▶ **WORK TO COMPLETE**
All lines in which the word "TradingView" occurs are to be extracted.

▶ **DATA ENTRIES**
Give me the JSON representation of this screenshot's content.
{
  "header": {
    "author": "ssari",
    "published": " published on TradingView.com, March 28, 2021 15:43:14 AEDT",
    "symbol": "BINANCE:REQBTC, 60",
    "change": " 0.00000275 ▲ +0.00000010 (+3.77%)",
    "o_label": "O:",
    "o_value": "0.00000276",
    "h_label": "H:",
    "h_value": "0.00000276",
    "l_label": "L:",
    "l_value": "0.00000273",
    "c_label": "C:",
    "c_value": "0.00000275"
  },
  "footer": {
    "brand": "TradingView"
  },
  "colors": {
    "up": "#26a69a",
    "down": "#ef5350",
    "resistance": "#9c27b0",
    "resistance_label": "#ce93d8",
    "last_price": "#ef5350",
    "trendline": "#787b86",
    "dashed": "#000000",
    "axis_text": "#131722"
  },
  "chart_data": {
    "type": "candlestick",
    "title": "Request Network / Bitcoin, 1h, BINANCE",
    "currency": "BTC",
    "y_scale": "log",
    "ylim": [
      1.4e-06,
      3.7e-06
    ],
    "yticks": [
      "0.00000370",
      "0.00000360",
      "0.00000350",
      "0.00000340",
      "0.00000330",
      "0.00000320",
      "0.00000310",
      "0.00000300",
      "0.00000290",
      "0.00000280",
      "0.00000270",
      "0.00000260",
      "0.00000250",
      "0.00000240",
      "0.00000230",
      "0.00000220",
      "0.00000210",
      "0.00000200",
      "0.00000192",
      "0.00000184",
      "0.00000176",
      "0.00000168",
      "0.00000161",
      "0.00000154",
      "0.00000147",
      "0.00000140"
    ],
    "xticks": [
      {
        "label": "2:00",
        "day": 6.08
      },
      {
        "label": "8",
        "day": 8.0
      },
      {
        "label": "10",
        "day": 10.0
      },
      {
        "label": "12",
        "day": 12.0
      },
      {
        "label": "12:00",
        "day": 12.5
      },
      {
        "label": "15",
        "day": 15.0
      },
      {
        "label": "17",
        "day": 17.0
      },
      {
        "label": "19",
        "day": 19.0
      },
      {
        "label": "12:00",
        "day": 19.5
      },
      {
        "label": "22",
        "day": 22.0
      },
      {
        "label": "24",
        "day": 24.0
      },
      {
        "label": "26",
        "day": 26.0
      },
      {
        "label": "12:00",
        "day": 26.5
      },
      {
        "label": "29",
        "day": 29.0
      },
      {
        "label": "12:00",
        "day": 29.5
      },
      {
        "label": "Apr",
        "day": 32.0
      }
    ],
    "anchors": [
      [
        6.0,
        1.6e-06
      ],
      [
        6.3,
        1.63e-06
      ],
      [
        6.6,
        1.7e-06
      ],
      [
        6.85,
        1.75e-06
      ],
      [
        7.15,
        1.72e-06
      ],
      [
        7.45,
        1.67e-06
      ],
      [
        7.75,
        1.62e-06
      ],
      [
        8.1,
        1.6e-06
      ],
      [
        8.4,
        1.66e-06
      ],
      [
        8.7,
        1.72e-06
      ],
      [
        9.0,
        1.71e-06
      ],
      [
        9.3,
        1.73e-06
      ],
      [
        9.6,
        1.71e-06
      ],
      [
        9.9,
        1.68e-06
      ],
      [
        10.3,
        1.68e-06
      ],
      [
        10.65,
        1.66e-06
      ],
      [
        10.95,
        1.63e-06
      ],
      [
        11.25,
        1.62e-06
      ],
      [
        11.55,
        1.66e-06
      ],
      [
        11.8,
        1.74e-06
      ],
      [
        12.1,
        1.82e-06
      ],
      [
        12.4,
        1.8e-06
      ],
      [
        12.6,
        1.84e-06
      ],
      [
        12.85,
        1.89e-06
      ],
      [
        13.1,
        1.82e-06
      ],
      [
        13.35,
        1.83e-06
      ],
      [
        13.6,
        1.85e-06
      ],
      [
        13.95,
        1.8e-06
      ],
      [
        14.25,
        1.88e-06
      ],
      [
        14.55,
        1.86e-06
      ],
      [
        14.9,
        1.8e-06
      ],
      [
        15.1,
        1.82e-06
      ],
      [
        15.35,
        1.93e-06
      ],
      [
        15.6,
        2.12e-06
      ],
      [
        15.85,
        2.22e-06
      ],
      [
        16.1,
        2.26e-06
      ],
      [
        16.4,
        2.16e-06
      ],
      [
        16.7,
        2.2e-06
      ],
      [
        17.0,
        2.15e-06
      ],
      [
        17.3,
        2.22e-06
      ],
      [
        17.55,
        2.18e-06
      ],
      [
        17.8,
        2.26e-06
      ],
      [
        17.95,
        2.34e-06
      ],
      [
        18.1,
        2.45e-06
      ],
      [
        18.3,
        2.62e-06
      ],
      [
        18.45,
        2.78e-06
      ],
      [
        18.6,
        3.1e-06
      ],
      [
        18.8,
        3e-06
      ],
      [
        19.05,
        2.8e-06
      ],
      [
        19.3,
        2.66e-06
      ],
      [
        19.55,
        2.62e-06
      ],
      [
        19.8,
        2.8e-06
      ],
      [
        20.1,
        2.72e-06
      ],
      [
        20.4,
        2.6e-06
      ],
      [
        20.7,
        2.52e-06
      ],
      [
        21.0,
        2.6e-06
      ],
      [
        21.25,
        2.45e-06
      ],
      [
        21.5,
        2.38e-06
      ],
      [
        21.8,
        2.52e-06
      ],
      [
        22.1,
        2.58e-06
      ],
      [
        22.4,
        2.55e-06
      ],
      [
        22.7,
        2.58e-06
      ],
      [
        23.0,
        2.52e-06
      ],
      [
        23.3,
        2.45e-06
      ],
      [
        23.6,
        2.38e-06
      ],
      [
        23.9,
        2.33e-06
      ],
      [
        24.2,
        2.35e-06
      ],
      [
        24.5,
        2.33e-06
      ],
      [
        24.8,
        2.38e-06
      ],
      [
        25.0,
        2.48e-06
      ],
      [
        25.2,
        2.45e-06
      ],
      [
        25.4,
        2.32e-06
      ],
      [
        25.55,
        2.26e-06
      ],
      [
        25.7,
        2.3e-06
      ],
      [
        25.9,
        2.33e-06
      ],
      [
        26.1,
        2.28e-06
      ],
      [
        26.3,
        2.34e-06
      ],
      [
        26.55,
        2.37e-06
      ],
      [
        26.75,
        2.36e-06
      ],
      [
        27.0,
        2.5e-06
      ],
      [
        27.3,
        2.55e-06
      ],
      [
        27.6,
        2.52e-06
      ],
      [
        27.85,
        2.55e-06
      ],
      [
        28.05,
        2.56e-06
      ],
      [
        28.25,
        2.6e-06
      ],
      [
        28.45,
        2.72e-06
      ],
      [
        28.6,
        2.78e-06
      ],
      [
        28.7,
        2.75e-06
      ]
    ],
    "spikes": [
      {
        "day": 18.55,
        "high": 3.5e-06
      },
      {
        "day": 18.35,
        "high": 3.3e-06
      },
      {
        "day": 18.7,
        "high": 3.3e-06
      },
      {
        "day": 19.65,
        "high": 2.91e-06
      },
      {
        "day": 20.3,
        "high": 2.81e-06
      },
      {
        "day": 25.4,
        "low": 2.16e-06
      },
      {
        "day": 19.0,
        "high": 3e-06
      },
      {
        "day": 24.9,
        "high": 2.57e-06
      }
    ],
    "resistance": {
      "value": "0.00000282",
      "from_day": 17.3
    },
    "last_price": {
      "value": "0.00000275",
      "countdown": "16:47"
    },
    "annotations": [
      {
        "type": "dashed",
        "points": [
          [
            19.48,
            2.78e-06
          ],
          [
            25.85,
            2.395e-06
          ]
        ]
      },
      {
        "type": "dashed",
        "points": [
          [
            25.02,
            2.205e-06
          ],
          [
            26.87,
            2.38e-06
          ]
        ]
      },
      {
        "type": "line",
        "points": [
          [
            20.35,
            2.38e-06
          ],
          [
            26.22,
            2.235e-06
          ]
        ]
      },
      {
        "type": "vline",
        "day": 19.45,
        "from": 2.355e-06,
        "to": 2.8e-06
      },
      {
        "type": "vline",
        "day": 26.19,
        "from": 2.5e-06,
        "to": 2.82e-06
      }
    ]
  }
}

▶ **RESULT**
    "published": " published on TradingView.com, March 28, 2021 15:43:14 AEDT",
    "brand": "TradingView"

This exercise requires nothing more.